OBJECTIVE:
Write out each line that follows exactly as it stands, without the pictures.

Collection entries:
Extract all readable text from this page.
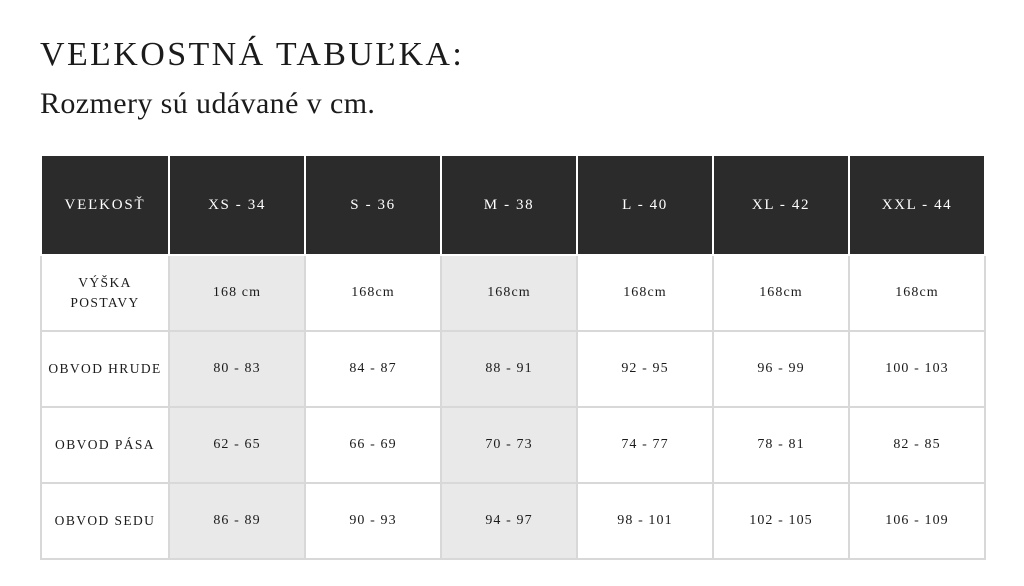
VEĽKOSTNÁ TABUĽKA:
Rozmery sú udávané v cm.
VEĽKOSŤ	XS - 34	S - 36	M - 38	L - 40	XL - 42	XXL - 44
VÝŠKA POSTAVY	168 cm	168cm	168cm	168cm	168cm	168cm
OBVOD HRUDE	80 - 83	84 - 87	88 - 91	92 - 95	96 - 99	100 - 103
OBVOD PÁSA	62 - 65	66 - 69	70 - 73	74 - 77	78 - 81	82 - 85
OBVOD SEDU	86 - 89	90 - 93	94 - 97	98 - 101	102 - 105	106 - 109
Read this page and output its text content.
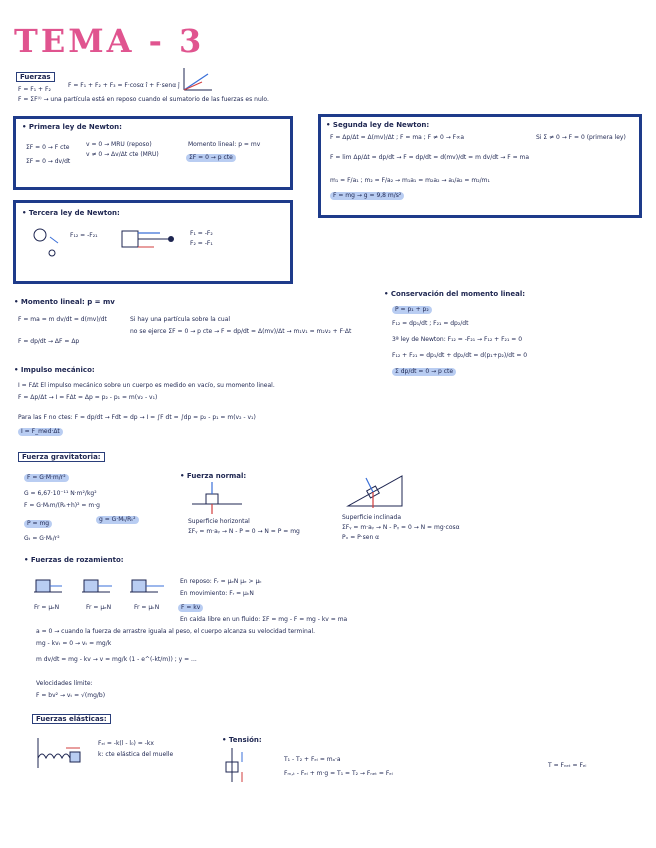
TEMA - 3
Fuerzas
F = F₁ + F₂
F = F₁ + F₂ + F₃ = F·cosα î + F·senα ĵ
F = ΣF⁽ⁱ⁾ → una partícula está en reposo cuando el sumatorio de las fuerzas es nulo.
• Primera ley de Newton:
ΣF = 0 → F cte
ΣF = 0 → dv/dt
v = 0 → MRU (reposo)
v ≠ 0 → Δv/Δt cte (MRU)
Momento lineal: p = mv
ΣF = 0 → p cte
• Segunda ley de Newton:
F = Δp/Δt = Δ(mv)/Δt ; F = ma ; F ≠ 0 → F∝a	Si Σ ≠ 0 → F = 0 (primera ley)
F = lim Δp/Δt = dp/dt → F = dp/dt = d(mv)/dt = m dv/dt → F = ma
m₁ = F/a₁ ; m₂ = F/a₂ → m₁a₁ = m₂a₂ → a₁/a₂ = m₂/m₁
F = mg → g = 9,8 m/s²
• Tercera ley de Newton:
F₁₂ = -F₂₁	F₁ = -F₂
F₂ = -F₁
• Momento lineal: p = mv
F = ma = m dv/dt = d(mv)/dt
F = dp/dt → ΔF = Δp
Si hay una partícula sobre la cual
no se ejerce ΣF = 0 → p cte → F = dp/dt = Δ(mv)/Δt → m₁v₁ = m₂v₂ + F·Δt
• Conservación del momento lineal:
P = p₁ + p₂
F₁₂ = dp₁/dt ; F₂₁ = dp₂/dt
3ª ley de Newton: F₁₂ = -F₂₁ → F₁₂ + F₂₁ = 0
F₁₂ + F₂₁ = dp₁/dt + dp₂/dt = d(p₁+p₂)/dt = 0
Σ dp/dt = 0 → p cte
• Impulso mecánico:
I = FΔt El impulso mecánico sobre un cuerpo es medido en vacío, su momento lineal.
F = Δp/Δt → I = FΔt = Δp = p₂ - p₁ = m(v₂ - v₁)
Para las F no ctes: F = dp/dt → Fdt = dp → I = ∫F dt = ∫dp = p₂ - p₁ = m(v₂ - v₁)
I = F_med·Δt
Fuerza gravitatoria:
F = G·M·m/r²
G = 6,67·10⁻¹¹ N·m²/kg²
F = G·Mₜm/(Rₜ+h)² = m·g
P = mg
g = G·Mₜ/Rₜ²
Gₜ = G·Mₜ/r²
• Fuerza normal:
Superficie horizontal
ΣFᵧ = m·aᵧ → N - P = 0 → N = P = mg
Superficie inclinada
ΣFᵧ = m·aᵧ → N - Pᵧ = 0 → N = mg·cosα
Pₓ = P·sen α
• Fuerzas de rozamiento:
Fr = μₑN	Fr = μₑN	Fr = μₖN
En reposo: Fᵣ = μₑN μₑ > μₖ
En movimiento: Fᵣ = μₖN
F = kv
En caída libre en un fluido: ΣF = mg - F = mg - kv = ma
a = 0 → cuando la fuerza de arrastre iguala al peso, el cuerpo alcanza su velocidad terminal.
mg - kvₜ = 0 → vₜ = mg/k
m dv/dt = mg - kv → v = mg/k (1 - e^(-kt/m)) ; y = ...
Velocidades límite:
F = bv² → vₜ = √(mg/b)
Fuerzas elásticas:
Fₑₗ = -k(l - l₀) = -kx
k: cte elástica del muelle
• Tensión:
T₁ - T₂ + Fₑₗ = mₐ·a
Fₘ,ₜ - Fₑₗ + m·g = T₁ = T₂ → Fₙₑₜ = Fₑₗ
T = Fₙₑₜ = Fₑₗ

SOLUTION TO THIS PROBLEM:
Extract all readable text from this page.
VEĽKOSTNÁ TABUĽKA:
Rozmery sú udávané v cm.
VEĽKOSŤ	XS - 34	S - 36	M - 38	L - 40	XL - 42	XXL - 44
VÝŠKA POSTAVY	168 cm	168cm	168cm	168cm	168cm	168cm
OBVOD HRUDE	80 - 83	84 - 87	88 - 91	92 - 95	96 - 99	100 - 103
OBVOD PÁSA	62 - 65	66 - 69	70 - 73	74 - 77	78 - 81	82 - 85
OBVOD SEDU	86 - 89	90 - 93	94 - 97	98 - 101	102 - 105	106 - 109
Read this page and output its text content.
TEMA - 3
Fuerzas
F = F₁ + F₂
F = F₁ + F₂ + F₃ = F·cosα î + F·senα ĵ
F = ΣF⁽ⁱ⁾ → una partícula está en reposo cuando el sumatorio de las fuerzas es nulo.
• Primera ley de Newton:
ΣF = 0 → F cte
ΣF = 0 → dv/dt
v = 0 → MRU (reposo)
v ≠ 0 → Δv/Δt cte (MRU)
Momento lineal: p = mv
ΣF = 0 → p cte
• Segunda ley de Newton:
F = Δp/Δt = Δ(mv)/Δt ; F = ma ; F ≠ 0 → F∝a	Si Σ ≠ 0 → F = 0 (primera ley)
F = lim Δp/Δt = dp/dt → F = dp/dt = d(mv)/dt = m dv/dt → F = ma
m₁ = F/a₁ ; m₂ = F/a₂ → m₁a₁ = m₂a₂ → a₁/a₂ = m₂/m₁
F = mg → g = 9,8 m/s²
• Tercera ley de Newton:
F₁₂ = -F₂₁	F₁ = -F₂
F₂ = -F₁
• Momento lineal: p = mv
F = ma = m dv/dt = d(mv)/dt
F = dp/dt → ΔF = Δp
Si hay una partícula sobre la cual
no se ejerce ΣF = 0 → p cte → F = dp/dt = Δ(mv)/Δt → m₁v₁ = m₂v₂ + F·Δt
• Conservación del momento lineal:
P = p₁ + p₂
F₁₂ = dp₁/dt ; F₂₁ = dp₂/dt
3ª ley de Newton: F₁₂ = -F₂₁ → F₁₂ + F₂₁ = 0
F₁₂ + F₂₁ = dp₁/dt + dp₂/dt = d(p₁+p₂)/dt = 0
Σ dp/dt = 0 → p cte
• Impulso mecánico:
I = FΔt El impulso mecánico sobre un cuerpo es medido en vacío, su momento lineal.
F = Δp/Δt → I = FΔt = Δp = p₂ - p₁ = m(v₂ - v₁)
Para las F no ctes: F = dp/dt → Fdt = dp → I = ∫F dt = ∫dp = p₂ - p₁ = m(v₂ - v₁)
I = F_med·Δt
Fuerza gravitatoria:
F = G·M·m/r²
G = 6,67·10⁻¹¹ N·m²/kg²
F = G·Mₜm/(Rₜ+h)² = m·g
P = mg
g = G·Mₜ/Rₜ²
Gₜ = G·Mₜ/r²
• Fuerza normal:
Superficie horizontal
ΣFᵧ = m·aᵧ → N - P = 0 → N = P = mg
Superficie inclinada
ΣFᵧ = m·aᵧ → N - Pᵧ = 0 → N = mg·cosα
Pₓ = P·sen α
• Fuerzas de rozamiento:
Fr = μₑN	Fr = μₑN	Fr = μₖN
En reposo: Fᵣ = μₑN μₑ > μₖ
En movimiento: Fᵣ = μₖN
F = kv
En caída libre en un fluido: ΣF = mg - F = mg - kv = ma
a = 0 → cuando la fuerza de arrastre iguala al peso, el cuerpo alcanza su velocidad terminal.
mg - kvₜ = 0 → vₜ = mg/k
m dv/dt = mg - kv → v = mg/k (1 - e^(-kt/m)) ; y = ...
Velocidades límite:
F = bv² → vₜ = √(mg/b)
Fuerzas elásticas:
Fₑₗ = -k(l - l₀) = -kx
k: cte elástica del muelle
• Tensión:
T₁ - T₂ + Fₑₗ = mₐ·a
Fₘ,ₜ - Fₑₗ + m·g = T₁ = T₂ → Fₙₑₜ = Fₑₗ
T = Fₙₑₜ = Fₑₗ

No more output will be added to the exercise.